**Task description**
Tell how many lines in the data below hold the string "Blogger"; give nothing but the number.

Data listing
-- START --

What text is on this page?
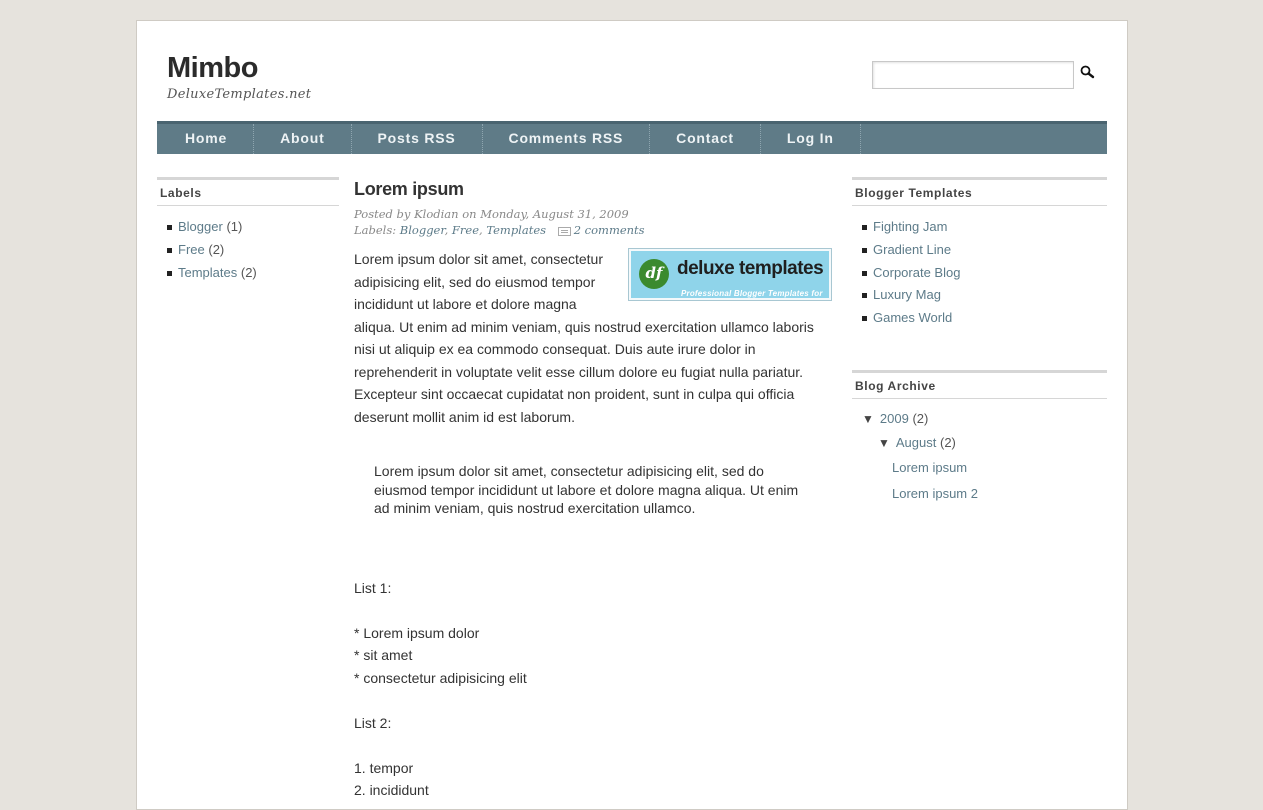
Mimbo
DeluxeTemplates.net
Home	About	Posts RSS	Comments RSS	Contact	Log In
Labels
Blogger (1)
Free (2)
Templates (2)
Lorem ipsum
Posted by Klodian on Monday, August 31, 2009
Labels: Blogger, Free, Templates 2 comments
df deluxe templates
Professional Blogger Templates for Free
Lorem ipsum dolor sit amet, consectetur adipisicing elit, sed do eiusmod tempor incididunt ut labore et dolore magna aliqua. Ut enim ad minim veniam, quis nostrud exercitation ullamco laboris nisi ut aliquip ex ea commodo consequat. Duis aute irure dolor in reprehenderit in voluptate velit esse cillum dolore eu fugiat nulla pariatur. Excepteur sint occaecat cupidatat non proident, sunt in culpa qui officia deserunt mollit anim id est laborum.
Lorem ipsum dolor sit amet, consectetur adipisicing elit, sed do eiusmod tempor incididunt ut labore et dolore magna aliqua. Ut enim ad minim veniam, quis nostrud exercitation ullamco.
List 1:
* Lorem ipsum dolor
* sit amet
* consectetur adipisicing elit
List 2:
1. tempor
2. incididunt
Blogger Templates
Fighting Jam
Gradient Line
Corporate Blog
Luxury Mag
Games World
Blog Archive
▼ 2009 (2)
▼ August (2)
Lorem ipsum
Lorem ipsum 2
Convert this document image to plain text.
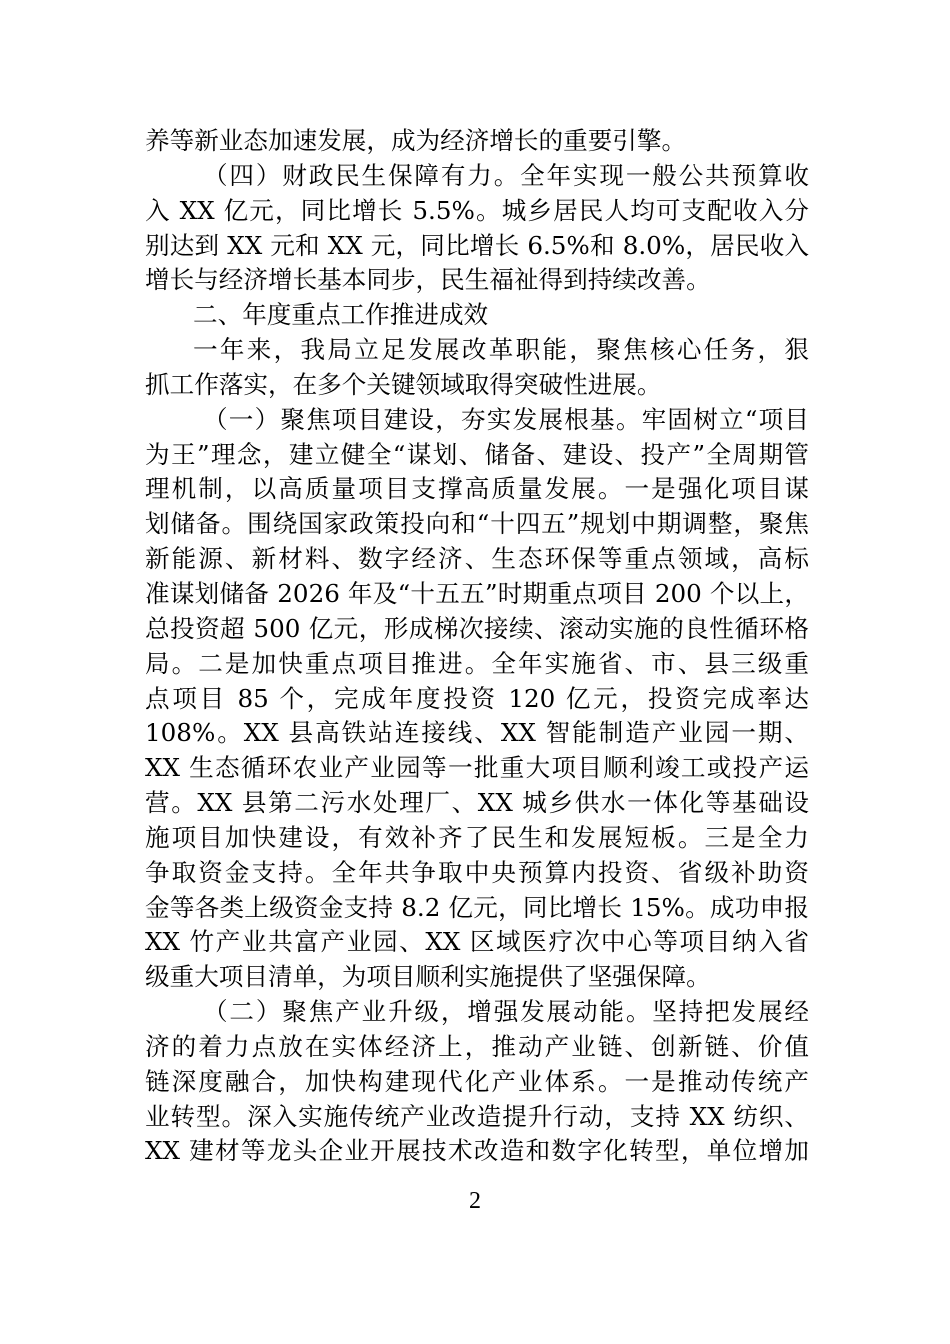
养等新业态加速发展，成为经济增长的重要引擎。
（四）财政民生保障有力。全年实现一般公共预算收
入 XX 亿元，同比增长 5.5%。城乡居民人均可支配收入分
别达到 XX 元和 XX 元，同比增长 6.5%和 8.0%，居民收入
增长与经济增长基本同步，民生福祉得到持续改善。
二、年度重点工作推进成效
一年来，我局立足发展改革职能，聚焦核心任务，狠
抓工作落实，在多个关键领域取得突破性进展。
（一）聚焦项目建设，夯实发展根基。牢固树立“项目
为王”理念，建立健全“谋划、储备、建设、投产”全周期管
理机制，以高质量项目支撑高质量发展。一是强化项目谋
划储备。围绕国家政策投向和“十四五”规划中期调整，聚焦
新能源、新材料、数字经济、生态环保等重点领域，高标
准谋划储备 2026 年及“十五五”时期重点项目 200 个以上，
总投资超 500 亿元，形成梯次接续、滚动实施的良性循环格
局。二是加快重点项目推进。全年实施省、市、县三级重
点项目 85 个，完成年度投资 120 亿元，投资完成率达
108%。XX 县高铁站连接线、XX 智能制造产业园一期、
XX 生态循环农业产业园等一批重大项目顺利竣工或投产运
营。XX 县第二污水处理厂、XX 城乡供水一体化等基础设
施项目加快建设，有效补齐了民生和发展短板。三是全力
争取资金支持。全年共争取中央预算内投资、省级补助资
金等各类上级资金支持 8.2 亿元，同比增长 15%。成功申报
XX 竹产业共富产业园、XX 区域医疗次中心等项目纳入省
级重大项目清单，为项目顺利实施提供了坚强保障。
（二）聚焦产业升级，增强发展动能。坚持把发展经
济的着力点放在实体经济上，推动产业链、创新链、价值
链深度融合，加快构建现代化产业体系。一是推动传统产
业转型。深入实施传统产业改造提升行动，支持 XX 纺织、
XX 建材等龙头企业开展技术改造和数字化转型，单位增加
2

-- END --

**Result of the exercise**
4